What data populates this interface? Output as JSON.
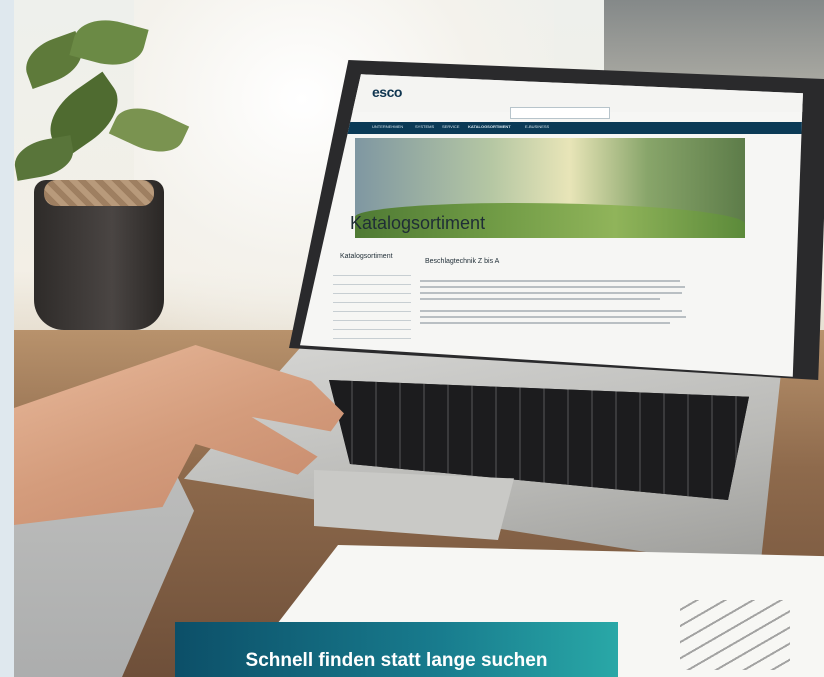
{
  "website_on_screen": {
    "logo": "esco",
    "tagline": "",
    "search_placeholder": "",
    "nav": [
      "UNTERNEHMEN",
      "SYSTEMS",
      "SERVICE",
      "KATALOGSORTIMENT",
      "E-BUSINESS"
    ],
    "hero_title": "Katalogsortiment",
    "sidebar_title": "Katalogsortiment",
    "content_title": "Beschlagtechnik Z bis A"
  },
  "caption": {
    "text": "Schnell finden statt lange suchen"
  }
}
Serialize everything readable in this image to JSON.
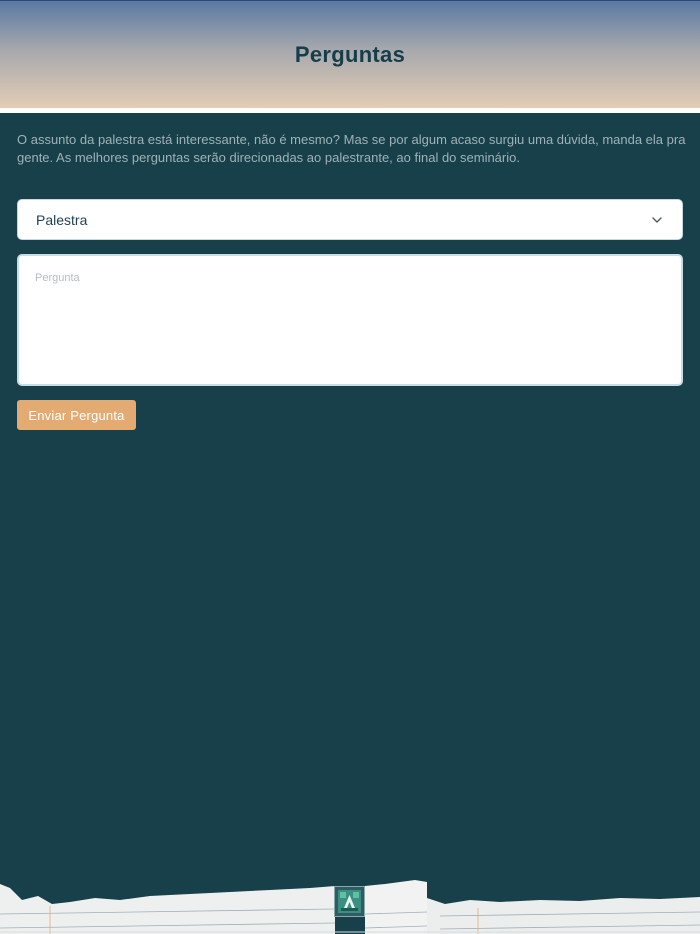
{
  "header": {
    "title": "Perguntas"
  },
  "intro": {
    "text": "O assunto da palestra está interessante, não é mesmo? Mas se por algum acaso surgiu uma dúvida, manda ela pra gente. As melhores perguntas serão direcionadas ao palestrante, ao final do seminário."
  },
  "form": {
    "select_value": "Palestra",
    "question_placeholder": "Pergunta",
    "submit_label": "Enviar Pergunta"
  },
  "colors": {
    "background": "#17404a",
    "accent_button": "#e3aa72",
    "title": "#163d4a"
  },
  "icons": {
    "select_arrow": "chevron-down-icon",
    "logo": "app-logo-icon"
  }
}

■ EXERCISE GOAL:
Your task is to set down the records shown above exactly, minus any pictures.

■ COMPLETE ANSWER:
What data populates this interface? Output as JSON.
{
  "website_on_screen": {
    "logo": "esco",
    "tagline": "",
    "search_placeholder": "",
    "nav": [
      "UNTERNEHMEN",
      "SYSTEMS",
      "SERVICE",
      "KATALOGSORTIMENT",
      "E-BUSINESS"
    ],
    "hero_title": "Katalogsortiment",
    "sidebar_title": "Katalogsortiment",
    "content_title": "Beschlagtechnik Z bis A"
  },
  "caption": {
    "text": "Schnell finden statt lange suchen"
  }
}
Serialize everything readable in this image to JSON.
{
  "header": {
    "title": "Perguntas"
  },
  "intro": {
    "text": "O assunto da palestra está interessante, não é mesmo? Mas se por algum acaso surgiu uma dúvida, manda ela pra gente. As melhores perguntas serão direcionadas ao palestrante, ao final do seminário."
  },
  "form": {
    "select_value": "Palestra",
    "question_placeholder": "Pergunta",
    "submit_label": "Enviar Pergunta"
  },
  "colors": {
    "background": "#17404a",
    "accent_button": "#e3aa72",
    "title": "#163d4a"
  },
  "icons": {
    "select_arrow": "chevron-down-icon",
    "logo": "app-logo-icon"
  }
}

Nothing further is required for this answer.